Exercise instructions → Give the number of lines containing the word "log₁₀A₂₂₀" and nothing more.

Figure data in JSON →
--- BEGIN ---

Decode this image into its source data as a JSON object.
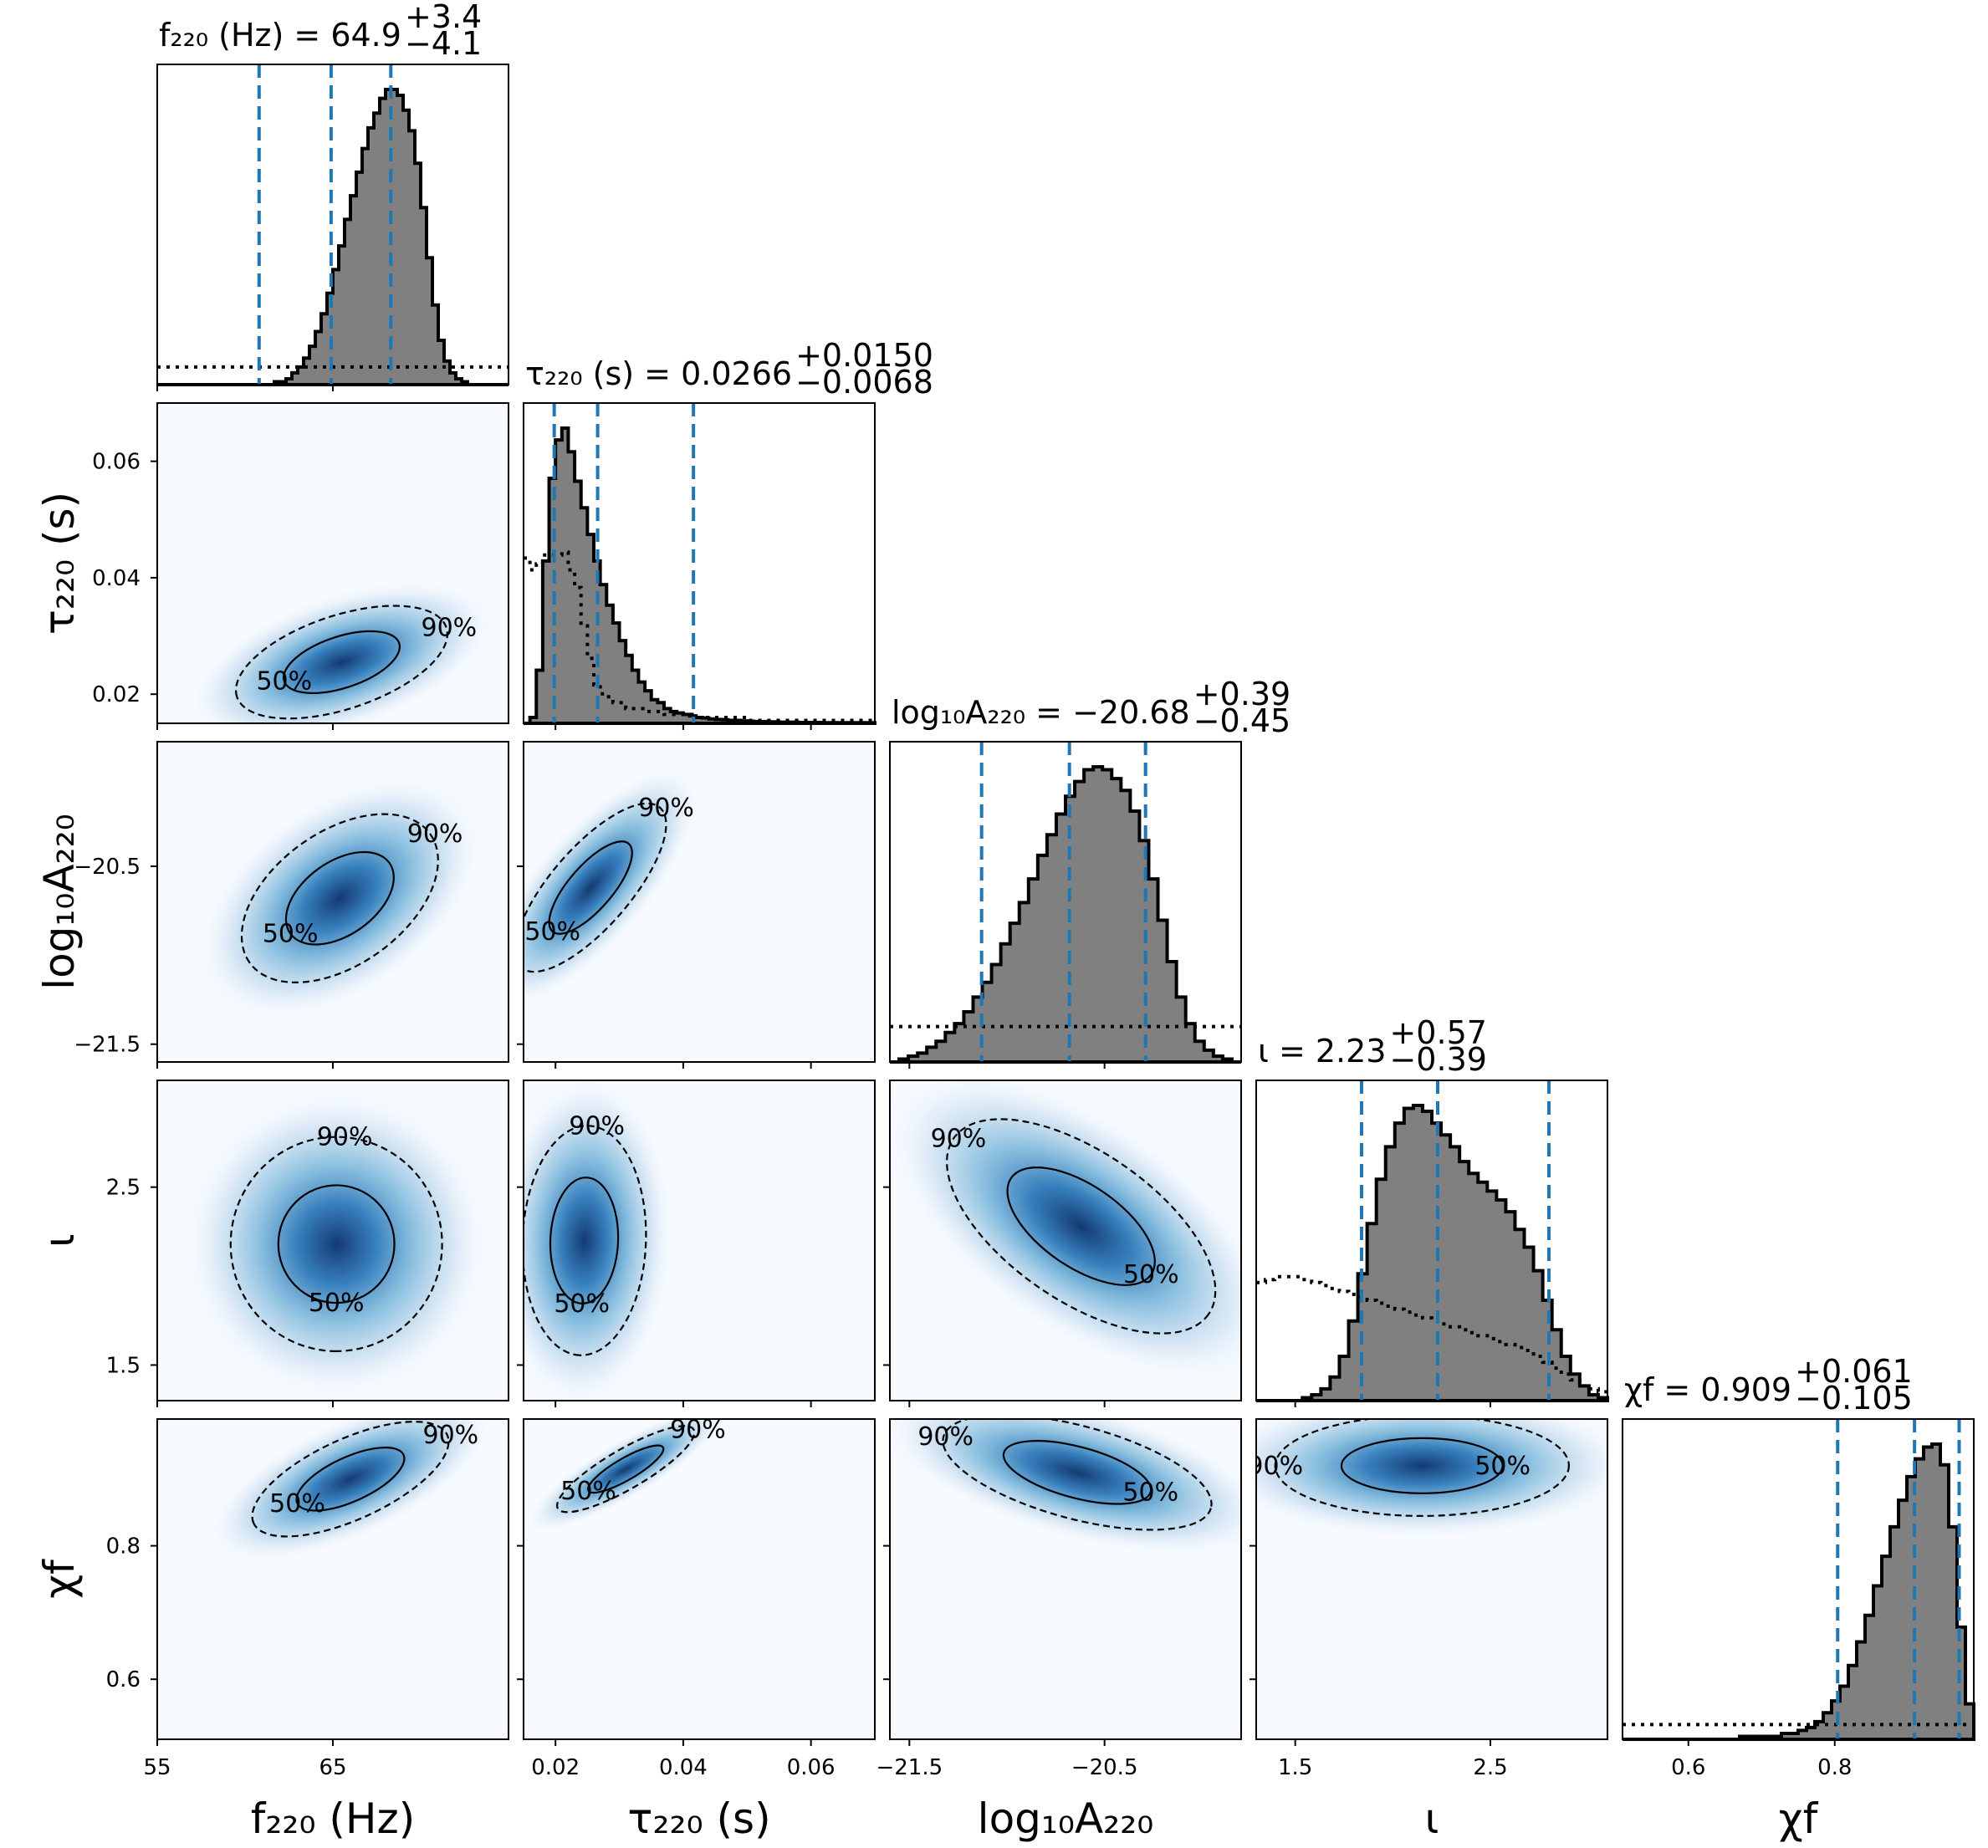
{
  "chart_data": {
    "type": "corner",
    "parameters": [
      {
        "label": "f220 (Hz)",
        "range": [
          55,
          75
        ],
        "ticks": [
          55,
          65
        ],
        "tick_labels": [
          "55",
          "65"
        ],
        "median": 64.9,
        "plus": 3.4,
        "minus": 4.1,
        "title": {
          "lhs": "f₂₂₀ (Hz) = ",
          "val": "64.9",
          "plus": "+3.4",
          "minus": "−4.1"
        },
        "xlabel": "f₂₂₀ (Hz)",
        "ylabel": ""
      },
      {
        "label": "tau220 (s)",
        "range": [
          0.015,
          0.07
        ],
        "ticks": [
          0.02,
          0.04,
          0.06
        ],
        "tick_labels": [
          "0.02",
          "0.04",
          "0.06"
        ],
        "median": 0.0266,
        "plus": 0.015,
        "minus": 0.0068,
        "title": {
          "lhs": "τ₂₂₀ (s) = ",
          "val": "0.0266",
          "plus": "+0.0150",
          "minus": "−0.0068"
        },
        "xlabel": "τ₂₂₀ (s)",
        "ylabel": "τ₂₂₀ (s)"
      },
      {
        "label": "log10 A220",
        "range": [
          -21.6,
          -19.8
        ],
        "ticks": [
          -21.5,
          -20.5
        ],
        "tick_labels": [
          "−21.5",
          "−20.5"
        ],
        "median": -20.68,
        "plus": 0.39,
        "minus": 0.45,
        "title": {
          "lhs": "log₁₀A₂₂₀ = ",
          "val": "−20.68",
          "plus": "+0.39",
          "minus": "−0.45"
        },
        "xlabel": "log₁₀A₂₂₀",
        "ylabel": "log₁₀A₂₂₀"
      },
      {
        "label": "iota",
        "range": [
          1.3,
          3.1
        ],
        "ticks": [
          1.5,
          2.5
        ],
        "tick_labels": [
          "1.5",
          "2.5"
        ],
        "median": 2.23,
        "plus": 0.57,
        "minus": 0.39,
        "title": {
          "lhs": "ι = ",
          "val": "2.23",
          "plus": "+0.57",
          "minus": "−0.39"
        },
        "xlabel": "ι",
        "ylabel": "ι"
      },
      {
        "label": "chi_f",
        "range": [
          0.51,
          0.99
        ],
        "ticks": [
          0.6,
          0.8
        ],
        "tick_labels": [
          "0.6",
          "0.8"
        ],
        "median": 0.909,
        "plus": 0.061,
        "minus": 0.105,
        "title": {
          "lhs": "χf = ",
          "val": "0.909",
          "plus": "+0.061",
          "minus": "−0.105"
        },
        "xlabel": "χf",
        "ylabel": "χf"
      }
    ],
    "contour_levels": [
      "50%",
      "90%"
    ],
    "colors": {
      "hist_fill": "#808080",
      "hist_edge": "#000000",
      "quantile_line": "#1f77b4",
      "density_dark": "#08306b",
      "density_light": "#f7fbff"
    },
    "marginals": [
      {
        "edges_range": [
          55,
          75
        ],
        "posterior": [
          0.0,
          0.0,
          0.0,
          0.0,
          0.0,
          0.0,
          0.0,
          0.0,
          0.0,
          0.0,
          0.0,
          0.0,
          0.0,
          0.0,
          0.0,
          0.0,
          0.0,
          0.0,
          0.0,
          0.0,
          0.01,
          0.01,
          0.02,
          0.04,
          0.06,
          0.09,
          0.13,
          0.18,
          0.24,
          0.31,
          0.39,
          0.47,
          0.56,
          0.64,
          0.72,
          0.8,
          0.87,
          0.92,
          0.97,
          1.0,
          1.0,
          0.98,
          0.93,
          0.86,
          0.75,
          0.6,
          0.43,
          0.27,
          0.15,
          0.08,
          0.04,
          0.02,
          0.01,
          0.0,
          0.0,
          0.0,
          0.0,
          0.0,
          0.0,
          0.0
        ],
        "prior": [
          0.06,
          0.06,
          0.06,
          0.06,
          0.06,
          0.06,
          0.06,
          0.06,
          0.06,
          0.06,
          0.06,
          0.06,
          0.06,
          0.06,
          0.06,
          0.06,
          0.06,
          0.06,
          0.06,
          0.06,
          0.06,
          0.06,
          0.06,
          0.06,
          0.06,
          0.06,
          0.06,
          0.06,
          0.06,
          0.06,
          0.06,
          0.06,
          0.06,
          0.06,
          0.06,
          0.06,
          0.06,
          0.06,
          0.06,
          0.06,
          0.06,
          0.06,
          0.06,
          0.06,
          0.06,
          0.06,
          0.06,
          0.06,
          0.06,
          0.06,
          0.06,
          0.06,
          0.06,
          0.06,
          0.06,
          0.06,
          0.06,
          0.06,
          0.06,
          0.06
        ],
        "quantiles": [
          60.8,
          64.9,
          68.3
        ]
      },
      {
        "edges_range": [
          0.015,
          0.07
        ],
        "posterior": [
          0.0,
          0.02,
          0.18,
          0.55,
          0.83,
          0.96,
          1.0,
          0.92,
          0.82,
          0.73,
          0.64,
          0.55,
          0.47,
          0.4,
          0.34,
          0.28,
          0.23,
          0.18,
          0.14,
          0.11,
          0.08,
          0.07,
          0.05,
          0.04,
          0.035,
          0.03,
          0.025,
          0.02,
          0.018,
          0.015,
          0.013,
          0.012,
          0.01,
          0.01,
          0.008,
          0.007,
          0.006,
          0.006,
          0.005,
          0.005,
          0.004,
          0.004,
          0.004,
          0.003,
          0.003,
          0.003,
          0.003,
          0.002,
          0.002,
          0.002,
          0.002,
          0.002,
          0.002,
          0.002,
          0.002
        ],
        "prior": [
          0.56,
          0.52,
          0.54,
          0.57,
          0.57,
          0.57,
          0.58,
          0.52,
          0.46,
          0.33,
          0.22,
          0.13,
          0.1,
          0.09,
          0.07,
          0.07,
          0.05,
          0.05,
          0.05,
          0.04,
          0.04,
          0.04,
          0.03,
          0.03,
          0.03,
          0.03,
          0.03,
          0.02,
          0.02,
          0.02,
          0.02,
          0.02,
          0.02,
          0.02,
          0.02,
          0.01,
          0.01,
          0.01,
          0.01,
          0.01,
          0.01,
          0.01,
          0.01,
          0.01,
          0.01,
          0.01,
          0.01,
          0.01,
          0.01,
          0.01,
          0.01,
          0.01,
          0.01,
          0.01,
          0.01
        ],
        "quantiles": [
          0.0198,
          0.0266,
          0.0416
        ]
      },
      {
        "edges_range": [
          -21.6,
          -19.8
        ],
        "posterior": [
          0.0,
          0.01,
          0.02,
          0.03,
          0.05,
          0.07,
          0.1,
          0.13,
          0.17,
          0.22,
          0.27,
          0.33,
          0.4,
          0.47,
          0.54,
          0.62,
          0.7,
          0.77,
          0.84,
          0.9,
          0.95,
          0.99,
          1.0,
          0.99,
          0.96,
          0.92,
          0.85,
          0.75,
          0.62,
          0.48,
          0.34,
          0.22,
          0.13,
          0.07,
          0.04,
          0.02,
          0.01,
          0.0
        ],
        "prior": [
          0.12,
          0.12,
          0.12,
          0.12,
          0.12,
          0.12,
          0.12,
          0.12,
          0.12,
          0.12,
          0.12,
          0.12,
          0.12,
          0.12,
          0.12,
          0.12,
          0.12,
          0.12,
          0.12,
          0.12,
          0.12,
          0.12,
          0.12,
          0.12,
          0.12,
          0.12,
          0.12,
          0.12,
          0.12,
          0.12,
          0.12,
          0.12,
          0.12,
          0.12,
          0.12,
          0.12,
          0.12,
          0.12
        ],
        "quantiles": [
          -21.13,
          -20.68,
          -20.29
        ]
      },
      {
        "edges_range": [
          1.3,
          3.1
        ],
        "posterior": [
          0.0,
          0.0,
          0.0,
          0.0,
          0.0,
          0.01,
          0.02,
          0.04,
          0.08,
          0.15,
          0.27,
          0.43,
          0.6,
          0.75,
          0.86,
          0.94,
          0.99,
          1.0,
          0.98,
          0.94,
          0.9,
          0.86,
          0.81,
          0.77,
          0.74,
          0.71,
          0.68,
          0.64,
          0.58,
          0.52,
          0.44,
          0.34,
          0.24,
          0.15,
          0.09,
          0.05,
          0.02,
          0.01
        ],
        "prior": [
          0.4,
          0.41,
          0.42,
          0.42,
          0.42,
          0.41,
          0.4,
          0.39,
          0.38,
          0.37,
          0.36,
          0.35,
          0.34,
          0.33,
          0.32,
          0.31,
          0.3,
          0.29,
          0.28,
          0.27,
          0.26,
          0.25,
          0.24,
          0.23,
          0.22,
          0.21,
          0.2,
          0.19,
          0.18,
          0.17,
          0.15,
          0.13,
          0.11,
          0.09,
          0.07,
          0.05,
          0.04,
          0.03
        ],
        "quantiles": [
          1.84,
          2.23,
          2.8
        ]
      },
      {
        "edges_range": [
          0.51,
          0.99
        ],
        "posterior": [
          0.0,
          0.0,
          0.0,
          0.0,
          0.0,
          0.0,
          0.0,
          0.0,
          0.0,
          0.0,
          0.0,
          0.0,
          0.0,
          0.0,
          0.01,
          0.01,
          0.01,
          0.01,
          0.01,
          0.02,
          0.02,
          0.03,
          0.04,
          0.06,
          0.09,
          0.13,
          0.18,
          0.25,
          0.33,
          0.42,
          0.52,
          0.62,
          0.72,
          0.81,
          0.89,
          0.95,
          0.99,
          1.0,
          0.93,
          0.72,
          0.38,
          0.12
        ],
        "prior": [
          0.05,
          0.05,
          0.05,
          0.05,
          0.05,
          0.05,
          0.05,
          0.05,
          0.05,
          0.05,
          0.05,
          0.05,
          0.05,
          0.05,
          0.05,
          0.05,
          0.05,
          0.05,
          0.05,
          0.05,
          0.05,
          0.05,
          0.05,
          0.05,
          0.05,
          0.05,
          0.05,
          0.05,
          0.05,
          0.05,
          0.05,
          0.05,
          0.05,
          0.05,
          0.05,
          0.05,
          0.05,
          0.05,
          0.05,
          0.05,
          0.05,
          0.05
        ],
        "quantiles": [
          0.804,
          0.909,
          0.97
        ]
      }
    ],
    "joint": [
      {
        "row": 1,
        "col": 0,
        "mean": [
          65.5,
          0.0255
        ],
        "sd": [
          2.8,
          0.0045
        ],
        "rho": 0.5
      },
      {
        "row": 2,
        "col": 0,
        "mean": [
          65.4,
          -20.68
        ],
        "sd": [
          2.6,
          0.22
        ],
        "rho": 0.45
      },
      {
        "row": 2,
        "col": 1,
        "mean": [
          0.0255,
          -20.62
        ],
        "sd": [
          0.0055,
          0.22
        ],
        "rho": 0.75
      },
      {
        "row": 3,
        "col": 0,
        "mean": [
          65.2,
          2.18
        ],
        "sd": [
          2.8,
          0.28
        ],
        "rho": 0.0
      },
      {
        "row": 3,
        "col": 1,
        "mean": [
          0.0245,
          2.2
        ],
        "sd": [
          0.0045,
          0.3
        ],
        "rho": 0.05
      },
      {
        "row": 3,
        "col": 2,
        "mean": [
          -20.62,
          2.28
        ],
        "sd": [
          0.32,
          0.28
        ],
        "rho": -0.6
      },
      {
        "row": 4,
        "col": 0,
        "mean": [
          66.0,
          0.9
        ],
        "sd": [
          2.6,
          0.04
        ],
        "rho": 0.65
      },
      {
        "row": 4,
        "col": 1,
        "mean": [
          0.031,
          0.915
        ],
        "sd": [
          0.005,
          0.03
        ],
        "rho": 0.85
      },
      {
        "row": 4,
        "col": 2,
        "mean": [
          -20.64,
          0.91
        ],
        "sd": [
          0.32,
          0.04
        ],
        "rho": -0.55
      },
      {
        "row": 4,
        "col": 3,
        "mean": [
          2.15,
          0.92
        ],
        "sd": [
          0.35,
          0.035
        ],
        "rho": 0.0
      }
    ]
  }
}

--- END ---

Response to this task → 3